**Dataset entries**
--------------------
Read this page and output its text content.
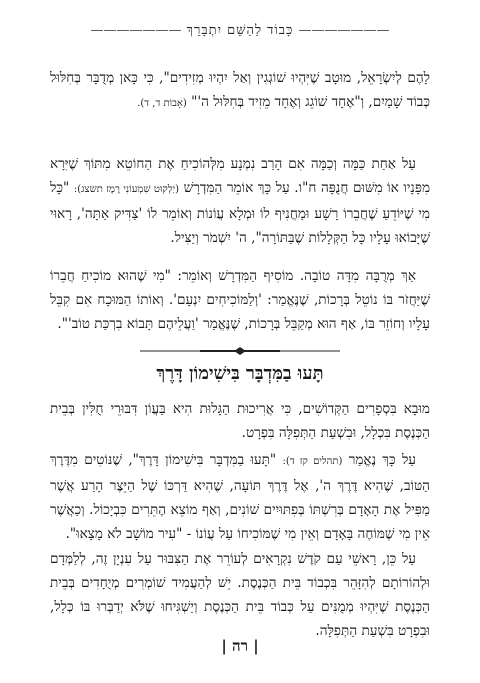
——————— כָּבוֹד לַהַשֵּׁם יִתְבָּרֵךְ ———————

לָהֶם לְיִשְׂרָאֵל, מוּטָב שֶׁיִּהְיוּ שׁוֹגְגִין וְאַל יִהְיוּ מְזִידִים", כִּי כָּאן מְדֻבָּר בְּחִלּוּל כְּבוֹד שָׁמַיִם, וְ"אֶחָד שׁוֹגֵג וְאֶחָד מֵזִיד בְּחִלּוּל ה'" (אָבוֹת ד, ד).

עַל אַחַת כַּמָּה וְכַמָּה אִם הָרַב נִמְנָע מִלְּהוֹכִיחַ אֶת הַחוֹטֵא מִתּוֹךְ שֶׁיִּרָא מִפָּנָיו אוֹ מִשּׁוּם חֲנֻפָּה ח"ו. עַל כָּךְ אוֹמֵר הַמִּדְרָשׁ (יַלְקוּט שִׁמְעוֹנִי רֶמֶז תשצג): "כָּל מִי שֶׁיּוֹדֵעַ שֶׁחֲבֵרוֹ רָשָׁע וּמַחֲנִיף לוֹ וּמְלָא עֲוֹנוֹת וְאוֹמֵר לוֹ 'צַדִּיק אַתָּה', רָאוּי שֶׁיָּבוֹאוּ עָלָיו כָּל הַקְּלָלוֹת שֶׁבַּתּוֹרָה", ה' יִשְׁמֹר וְיַצִּיל.

אַךְ מְרֻבָּה מִדָּה טוֹבָה. מוֹסִיף הַמִּדְרָשׁ וְאוֹמֵר: "מִי שֶׁהוּא מוֹכִיחַ חֲבֵרוֹ שֶׁיַּחֲזֹר בּוֹ נוֹטֵל בְּרָכוֹת, שֶׁנֶּאֱמַר: 'וְלַמּוֹכִיחִים יִנְעָם'. וְאוֹתוֹ הַמּוּכָח אִם קִבֵּל עָלָיו וְחוֹזֵר בּוֹ, אַף הוּא מְקַבֵּל בְּרָכוֹת, שֶׁנֶּאֱמַר 'וַעֲלֵיהֶם תָּבוֹא בִרְכַּת טוֹב'".

תָּעוּ בַמִּדְבָּר בִּישִׁימוֹן דָּרֶךְ

מוּבָא בִּסְפָרִים הַקְּדוֹשִׁים, כִּי אֲרִיכוּת הַגָּלוּת הִיא בַּעֲוֹן דִּבּוּרֵי חֻלִּין בְּבֵית הַכְּנֶסֶת בִּכְלָל, וּבִשְׁעַת הַתְּפִלָּה בִּפְרָט.

עַל כָּךְ נֶאֱמַר (תהלים קז ד): "תָּעוּ בַמִּדְבָּר בִּישִׁימוֹן דָּרֶךְ", שֶׁנּוֹטִים מִדֶּרֶךְ הַטּוֹב, שֶׁהִיא דֶּרֶךְ ה', אֶל דֶּרֶךְ תּוֹעָה, שֶׁהִיא דַּרְכּוֹ שֶׁל הַיֵּצֶר הָרַע אֲשֶׁר מַפִּיל אֶת הָאָדָם בְּרִשְׁתּוֹ בְּפִתּוּיִים שׁוֹנִים, וְאַף מוֹצֵא הֶתֵּרִים כִּבְיָכוֹל. וְכַאֲשֶׁר אֵין מִי שֶׁמּוֹחֶה בָּאָדָם וְאֵין מִי שֶׁמּוֹכִיחוֹ עַל עֲוֹנוֹ - "עִיר מוֹשָׁב לֹא מָצָאוּ".

עַל כֵּן, רָאשֵׁי עַם קֹדֶשׁ נִקְרָאִים לְעוֹרֵר אֶת הַצִּבּוּר עַל עִנְיָן זֶה, לְלַמְּדָם וּלְהוֹרוֹתָם לְהִזָּהֵר בִּכְבוֹד בֵּית הַכְּנֶסֶת. יֵשׁ לְהַעֲמִיד שׁוֹמְרִים מְיֻחָדִים בְּבֵית הַכְּנֶסֶת שֶׁיִּהְיוּ מְמֻנִּים עַל כְּבוֹד בֵּית הַכְּנֶסֶת וְיַשְׁגִּיחוּ שֶׁלֹּא יְדַבְּרוּ בּוֹ כְּלָל, וּבִפְרָט בִּשְׁעַת הַתְּפִלָּה.

| רה |
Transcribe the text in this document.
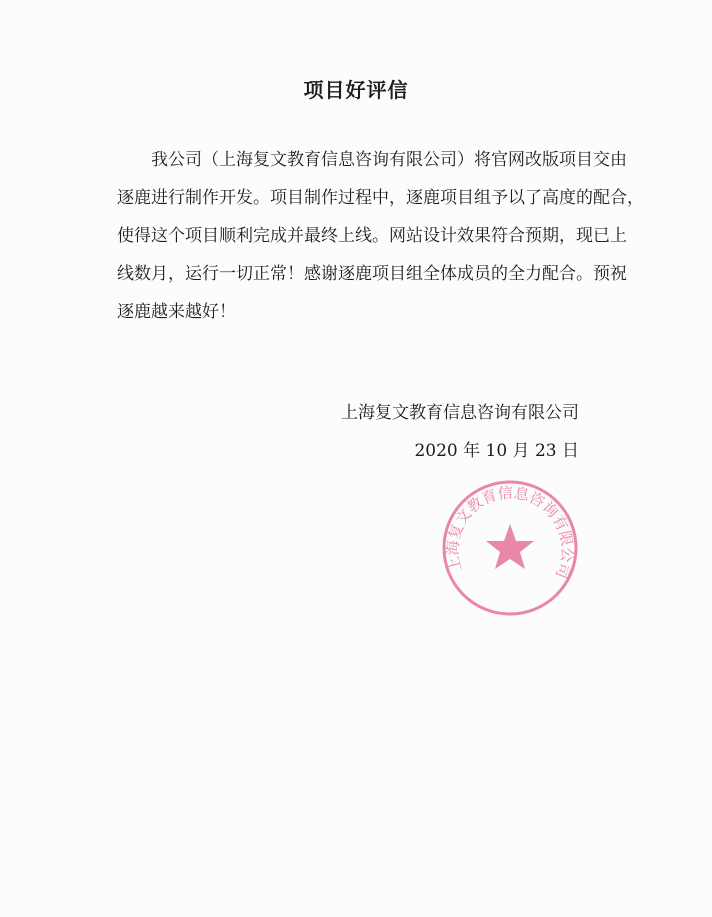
项目好评信
我公司（上海复文教育信息咨询有限公司）将官网改版项目交由
逐鹿进行制作开发。项目制作过程中，逐鹿项目组予以了高度的配合，
使得这个项目顺利完成并最终上线。网站设计效果符合预期，现已上
线数月，运行一切正常！感谢逐鹿项目组全体成员的全力配合。预祝
逐鹿越来越好！
上海复文教育信息咨询有限公司
2020 年 10 月 23 日
上海复文教育信息咨询有限公司
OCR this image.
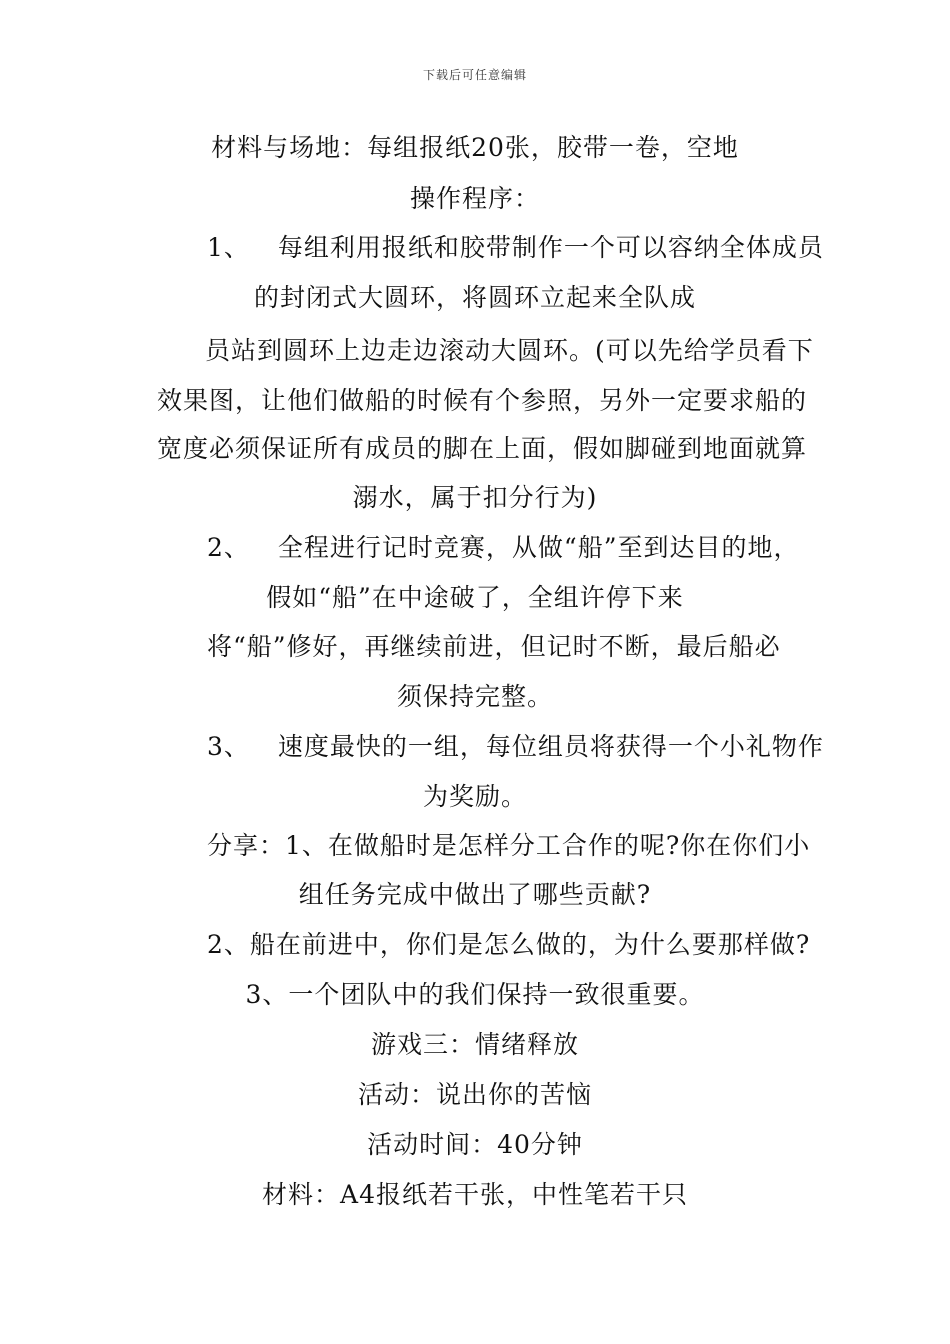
下载后可任意编辑
材料与场地：每组报纸20张，胶带一卷，空地
操作程序：
1、 每组利用报纸和胶带制作一个可以容纳全体成员
的封闭式大圆环，将圆环立起来全队成
员站到圆环上边走边滚动大圆环。(可以先给学员看下
效果图，让他们做船的时候有个参照，另外一定要求船的
宽度必须保证所有成员的脚在上面，假如脚碰到地面就算
溺水，属于扣分行为)
2、 全程进行记时竞赛，从做“船”至到达目的地，
假如“船”在中途破了，全组许停下来
将“船”修好，再继续前进，但记时不断，最后船必
须保持完整。
3、 速度最快的一组，每位组员将获得一个小礼物作
为奖励。
分享：1、在做船时是怎样分工合作的呢?你在你们小
组任务完成中做出了哪些贡献?
2、船在前进中，你们是怎么做的，为什么要那样做?
3、一个团队中的我们保持一致很重要。
游戏三：情绪释放
活动：说出你的苦恼
活动时间：40分钟
材料：A4报纸若干张，中性笔若干只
--------------------
**Brief**
Return each line exactly as written. Any picture gets left out.

**Expected answer**
Read this page and output its text content.
——————— כָּבוֹד לַהַשֵּׁם יִתְבָּרֵךְ ———————

לָהֶם לְיִשְׂרָאֵל, מוּטָב שֶׁיִּהְיוּ שׁוֹגְגִין וְאַל יִהְיוּ מְזִידִים", כִּי כָּאן מְדֻבָּר בְּחִלּוּל כְּבוֹד שָׁמַיִם, וְ"אֶחָד שׁוֹגֵג וְאֶחָד מֵזִיד בְּחִלּוּל ה'" (אָבוֹת ד, ד).

עַל אַחַת כַּמָּה וְכַמָּה אִם הָרַב נִמְנָע מִלְּהוֹכִיחַ אֶת הַחוֹטֵא מִתּוֹךְ שֶׁיִּרָא מִפָּנָיו אוֹ מִשּׁוּם חֲנֻפָּה ח"ו. עַל כָּךְ אוֹמֵר הַמִּדְרָשׁ (יַלְקוּט שִׁמְעוֹנִי רֶמֶז תשצג): "כָּל מִי שֶׁיּוֹדֵעַ שֶׁחֲבֵרוֹ רָשָׁע וּמַחֲנִיף לוֹ וּמְלָא עֲוֹנוֹת וְאוֹמֵר לוֹ 'צַדִּיק אַתָּה', רָאוּי שֶׁיָּבוֹאוּ עָלָיו כָּל הַקְּלָלוֹת שֶׁבַּתּוֹרָה", ה' יִשְׁמֹר וְיַצִּיל.

אַךְ מְרֻבָּה מִדָּה טוֹבָה. מוֹסִיף הַמִּדְרָשׁ וְאוֹמֵר: "מִי שֶׁהוּא מוֹכִיחַ חֲבֵרוֹ שֶׁיַּחֲזֹר בּוֹ נוֹטֵל בְּרָכוֹת, שֶׁנֶּאֱמַר: 'וְלַמּוֹכִיחִים יִנְעָם'. וְאוֹתוֹ הַמּוּכָח אִם קִבֵּל עָלָיו וְחוֹזֵר בּוֹ, אַף הוּא מְקַבֵּל בְּרָכוֹת, שֶׁנֶּאֱמַר 'וַעֲלֵיהֶם תָּבוֹא בִרְכַּת טוֹב'".

תָּעוּ בַמִּדְבָּר בִּישִׁימוֹן דָּרֶךְ

מוּבָא בִּסְפָרִים הַקְּדוֹשִׁים, כִּי אֲרִיכוּת הַגָּלוּת הִיא בַּעֲוֹן דִּבּוּרֵי חֻלִּין בְּבֵית הַכְּנֶסֶת בִּכְלָל, וּבִשְׁעַת הַתְּפִלָּה בִּפְרָט.

עַל כָּךְ נֶאֱמַר (תהלים קז ד): "תָּעוּ בַמִּדְבָּר בִּישִׁימוֹן דָּרֶךְ", שֶׁנּוֹטִים מִדֶּרֶךְ הַטּוֹב, שֶׁהִיא דֶּרֶךְ ה', אֶל דֶּרֶךְ תּוֹעָה, שֶׁהִיא דַּרְכּוֹ שֶׁל הַיֵּצֶר הָרַע אֲשֶׁר מַפִּיל אֶת הָאָדָם בְּרִשְׁתּוֹ בְּפִתּוּיִים שׁוֹנִים, וְאַף מוֹצֵא הֶתֵּרִים כִּבְיָכוֹל. וְכַאֲשֶׁר אֵין מִי שֶׁמּוֹחֶה בָּאָדָם וְאֵין מִי שֶׁמּוֹכִיחוֹ עַל עֲוֹנוֹ - "עִיר מוֹשָׁב לֹא מָצָאוּ".

עַל כֵּן, רָאשֵׁי עַם קֹדֶשׁ נִקְרָאִים לְעוֹרֵר אֶת הַצִּבּוּר עַל עִנְיָן זֶה, לְלַמְּדָם וּלְהוֹרוֹתָם לְהִזָּהֵר בִּכְבוֹד בֵּית הַכְּנֶסֶת. יֵשׁ לְהַעֲמִיד שׁוֹמְרִים מְיֻחָדִים בְּבֵית הַכְּנֶסֶת שֶׁיִּהְיוּ מְמֻנִּים עַל כְּבוֹד בֵּית הַכְּנֶסֶת וְיַשְׁגִּיחוּ שֶׁלֹּא יְדַבְּרוּ בּוֹ כְּלָל, וּבִפְרָט בִּשְׁעַת הַתְּפִלָּה.

| רה |
Transcribe the text in this document.
项目好评信
我公司（上海复文教育信息咨询有限公司）将官网改版项目交由
逐鹿进行制作开发。项目制作过程中，逐鹿项目组予以了高度的配合，
使得这个项目顺利完成并最终上线。网站设计效果符合预期，现已上
线数月，运行一切正常！感谢逐鹿项目组全体成员的全力配合。预祝
逐鹿越来越好！
上海复文教育信息咨询有限公司
2020 年 10 月 23 日
上海复文教育信息咨询有限公司
OCR this image.
下载后可任意编辑
材料与场地：每组报纸20张，胶带一卷，空地
操作程序：
1、 每组利用报纸和胶带制作一个可以容纳全体成员
的封闭式大圆环，将圆环立起来全队成
员站到圆环上边走边滚动大圆环。(可以先给学员看下
效果图，让他们做船的时候有个参照，另外一定要求船的
宽度必须保证所有成员的脚在上面，假如脚碰到地面就算
溺水，属于扣分行为)
2、 全程进行记时竞赛，从做“船”至到达目的地，
假如“船”在中途破了，全组许停下来
将“船”修好，再继续前进，但记时不断，最后船必
须保持完整。
3、 速度最快的一组，每位组员将获得一个小礼物作
为奖励。
分享：1、在做船时是怎样分工合作的呢?你在你们小
组任务完成中做出了哪些贡献?
2、船在前进中，你们是怎么做的，为什么要那样做?
3、一个团队中的我们保持一致很重要。
游戏三：情绪释放
活动：说出你的苦恼
活动时间：40分钟
材料：A4报纸若干张，中性笔若干只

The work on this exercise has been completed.